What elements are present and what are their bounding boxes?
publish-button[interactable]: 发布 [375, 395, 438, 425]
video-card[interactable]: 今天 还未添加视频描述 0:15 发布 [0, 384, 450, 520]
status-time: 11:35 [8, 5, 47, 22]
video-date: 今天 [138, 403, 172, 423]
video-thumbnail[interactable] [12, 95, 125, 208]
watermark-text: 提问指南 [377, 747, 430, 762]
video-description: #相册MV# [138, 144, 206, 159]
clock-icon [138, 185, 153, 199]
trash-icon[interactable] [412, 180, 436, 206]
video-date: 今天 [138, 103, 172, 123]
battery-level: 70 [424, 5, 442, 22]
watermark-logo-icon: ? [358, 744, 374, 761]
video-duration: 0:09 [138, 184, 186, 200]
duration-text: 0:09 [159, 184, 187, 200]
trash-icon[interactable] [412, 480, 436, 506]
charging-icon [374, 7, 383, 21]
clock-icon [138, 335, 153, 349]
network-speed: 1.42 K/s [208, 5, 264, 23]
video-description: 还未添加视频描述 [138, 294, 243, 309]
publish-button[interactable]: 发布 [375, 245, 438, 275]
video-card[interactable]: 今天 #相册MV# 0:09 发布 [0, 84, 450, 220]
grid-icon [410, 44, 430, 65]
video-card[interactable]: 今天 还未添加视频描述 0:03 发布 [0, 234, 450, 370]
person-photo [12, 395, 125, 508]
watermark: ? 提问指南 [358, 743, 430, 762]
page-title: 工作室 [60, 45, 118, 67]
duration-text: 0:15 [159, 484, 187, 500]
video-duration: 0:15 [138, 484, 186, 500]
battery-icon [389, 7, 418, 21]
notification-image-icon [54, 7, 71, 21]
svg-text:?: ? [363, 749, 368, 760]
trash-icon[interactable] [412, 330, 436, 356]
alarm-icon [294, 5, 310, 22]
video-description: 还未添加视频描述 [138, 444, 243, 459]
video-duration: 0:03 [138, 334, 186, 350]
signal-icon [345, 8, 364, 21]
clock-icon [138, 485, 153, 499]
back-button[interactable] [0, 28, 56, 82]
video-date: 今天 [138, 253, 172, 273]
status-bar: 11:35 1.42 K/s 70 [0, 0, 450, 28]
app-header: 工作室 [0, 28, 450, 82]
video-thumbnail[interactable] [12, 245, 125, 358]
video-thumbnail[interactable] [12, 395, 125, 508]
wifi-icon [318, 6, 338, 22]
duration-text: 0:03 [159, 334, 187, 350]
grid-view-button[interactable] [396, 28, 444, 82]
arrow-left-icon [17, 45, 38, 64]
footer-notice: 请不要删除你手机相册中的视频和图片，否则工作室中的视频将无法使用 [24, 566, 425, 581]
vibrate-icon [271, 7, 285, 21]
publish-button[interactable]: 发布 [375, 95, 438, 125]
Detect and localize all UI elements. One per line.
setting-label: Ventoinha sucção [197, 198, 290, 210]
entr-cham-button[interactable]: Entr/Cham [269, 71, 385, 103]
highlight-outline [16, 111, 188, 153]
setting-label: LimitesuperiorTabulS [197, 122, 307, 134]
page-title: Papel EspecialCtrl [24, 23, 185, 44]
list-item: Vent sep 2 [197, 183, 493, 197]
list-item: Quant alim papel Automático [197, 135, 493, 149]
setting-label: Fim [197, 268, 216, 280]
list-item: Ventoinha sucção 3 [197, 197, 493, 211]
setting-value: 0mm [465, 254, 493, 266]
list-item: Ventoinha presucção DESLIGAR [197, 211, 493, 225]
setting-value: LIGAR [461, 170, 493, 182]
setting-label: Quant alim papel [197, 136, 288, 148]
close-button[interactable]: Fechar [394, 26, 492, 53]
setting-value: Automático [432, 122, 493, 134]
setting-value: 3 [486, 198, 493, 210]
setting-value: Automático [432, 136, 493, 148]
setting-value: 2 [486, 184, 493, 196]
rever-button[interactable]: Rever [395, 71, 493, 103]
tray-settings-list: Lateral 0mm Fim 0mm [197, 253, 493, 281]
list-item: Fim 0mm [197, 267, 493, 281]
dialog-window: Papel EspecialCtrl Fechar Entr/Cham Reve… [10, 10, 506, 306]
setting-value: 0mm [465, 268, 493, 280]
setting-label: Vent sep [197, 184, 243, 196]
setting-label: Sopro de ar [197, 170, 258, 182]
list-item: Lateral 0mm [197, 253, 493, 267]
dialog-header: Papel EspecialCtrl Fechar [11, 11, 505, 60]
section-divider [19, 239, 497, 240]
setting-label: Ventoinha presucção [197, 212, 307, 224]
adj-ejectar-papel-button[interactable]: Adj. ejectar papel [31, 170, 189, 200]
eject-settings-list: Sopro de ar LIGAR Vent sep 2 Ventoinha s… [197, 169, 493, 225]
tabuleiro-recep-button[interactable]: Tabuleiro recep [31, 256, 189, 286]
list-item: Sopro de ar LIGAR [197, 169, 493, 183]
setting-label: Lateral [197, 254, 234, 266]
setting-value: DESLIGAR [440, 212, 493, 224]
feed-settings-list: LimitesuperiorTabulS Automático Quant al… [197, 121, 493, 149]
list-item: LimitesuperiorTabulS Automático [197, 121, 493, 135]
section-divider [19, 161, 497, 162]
########
## [WHAT IS NEEDED]
Can you edit all the lines above so that every "trash-icon" becomes "delete-icon", with nothing else altered?

## [RESULT OF THIS TASK]
What elements are present and what are their bounding boxes?
publish-button[interactable]: 发布 [375, 395, 438, 425]
video-card[interactable]: 今天 还未添加视频描述 0:15 发布 [0, 384, 450, 520]
status-time: 11:35 [8, 5, 47, 22]
video-date: 今天 [138, 403, 172, 423]
video-thumbnail[interactable] [12, 95, 125, 208]
watermark-text: 提问指南 [377, 747, 430, 762]
video-description: #相册MV# [138, 144, 206, 159]
clock-icon [138, 185, 153, 199]
delete-icon[interactable] [412, 180, 436, 206]
video-date: 今天 [138, 103, 172, 123]
battery-level: 70 [424, 5, 442, 22]
watermark-logo-icon: ? [358, 744, 374, 761]
video-duration: 0:09 [138, 184, 186, 200]
duration-text: 0:09 [159, 184, 187, 200]
delete-icon[interactable] [412, 480, 436, 506]
charging-icon [374, 7, 383, 21]
clock-icon [138, 335, 153, 349]
network-speed: 1.42 K/s [208, 5, 264, 23]
video-description: 还未添加视频描述 [138, 294, 243, 309]
publish-button[interactable]: 发布 [375, 245, 438, 275]
video-card[interactable]: 今天 #相册MV# 0:09 发布 [0, 84, 450, 220]
grid-icon [410, 44, 430, 65]
video-card[interactable]: 今天 还未添加视频描述 0:03 发布 [0, 234, 450, 370]
person-photo [12, 395, 125, 508]
watermark: ? 提问指南 [358, 743, 430, 762]
page-title: 工作室 [60, 45, 118, 67]
duration-text: 0:15 [159, 484, 187, 500]
video-duration: 0:15 [138, 484, 186, 500]
battery-icon [389, 7, 418, 21]
notification-image-icon [54, 7, 71, 21]
svg-text:?: ? [363, 749, 368, 760]
delete-icon[interactable] [412, 330, 436, 356]
alarm-icon [294, 5, 310, 22]
video-description: 还未添加视频描述 [138, 444, 243, 459]
video-duration: 0:03 [138, 334, 186, 350]
signal-icon [345, 8, 364, 21]
clock-icon [138, 485, 153, 499]
back-button[interactable] [0, 28, 56, 82]
video-date: 今天 [138, 253, 172, 273]
status-bar: 11:35 1.42 K/s 70 [0, 0, 450, 28]
app-header: 工作室 [0, 28, 450, 82]
video-thumbnail[interactable] [12, 245, 125, 358]
video-thumbnail[interactable] [12, 395, 125, 508]
wifi-icon [318, 6, 338, 22]
duration-text: 0:03 [159, 334, 187, 350]
grid-view-button[interactable] [396, 28, 444, 82]
arrow-left-icon [17, 45, 38, 64]
footer-notice: 请不要删除你手机相册中的视频和图片，否则工作室中的视频将无法使用 [24, 566, 425, 581]
vibrate-icon [271, 7, 285, 21]
publish-button[interactable]: 发布 [375, 95, 438, 125]
Detect and localize all UI elements. One per line.
setting-label: Ventoinha sucção [197, 198, 290, 210]
entr-cham-button[interactable]: Entr/Cham [269, 71, 385, 103]
highlight-outline [16, 111, 188, 153]
setting-label: LimitesuperiorTabulS [197, 122, 307, 134]
page-title: Papel EspecialCtrl [24, 23, 185, 44]
list-item: Vent sep 2 [197, 183, 493, 197]
list-item: Quant alim papel Automático [197, 135, 493, 149]
setting-label: Fim [197, 268, 216, 280]
list-item: Ventoinha sucção 3 [197, 197, 493, 211]
setting-value: 0mm [465, 254, 493, 266]
list-item: Ventoinha presucção DESLIGAR [197, 211, 493, 225]
setting-value: LIGAR [461, 170, 493, 182]
setting-label: Quant alim papel [197, 136, 288, 148]
close-button[interactable]: Fechar [394, 26, 492, 53]
setting-value: Automático [432, 122, 493, 134]
setting-value: 3 [486, 198, 493, 210]
setting-value: Automático [432, 136, 493, 148]
setting-value: 2 [486, 184, 493, 196]
rever-button[interactable]: Rever [395, 71, 493, 103]
tray-settings-list: Lateral 0mm Fim 0mm [197, 253, 493, 281]
list-item: Fim 0mm [197, 267, 493, 281]
dialog-window: Papel EspecialCtrl Fechar Entr/Cham Reve… [10, 10, 506, 306]
setting-value: 0mm [465, 268, 493, 280]
setting-label: Vent sep [197, 184, 243, 196]
setting-label: Sopro de ar [197, 170, 258, 182]
list-item: Lateral 0mm [197, 253, 493, 267]
dialog-header: Papel EspecialCtrl Fechar [11, 11, 505, 60]
section-divider [19, 239, 497, 240]
setting-label: Ventoinha presucção [197, 212, 307, 224]
adj-ejectar-papel-button[interactable]: Adj. ejectar papel [31, 170, 189, 200]
eject-settings-list: Sopro de ar LIGAR Vent sep 2 Ventoinha s… [197, 169, 493, 225]
tabuleiro-recep-button[interactable]: Tabuleiro recep [31, 256, 189, 286]
list-item: Sopro de ar LIGAR [197, 169, 493, 183]
setting-label: Lateral [197, 254, 234, 266]
setting-value: DESLIGAR [440, 212, 493, 224]
feed-settings-list: LimitesuperiorTabulS Automático Quant al… [197, 121, 493, 149]
list-item: LimitesuperiorTabulS Automático [197, 121, 493, 135]
section-divider [19, 161, 497, 162]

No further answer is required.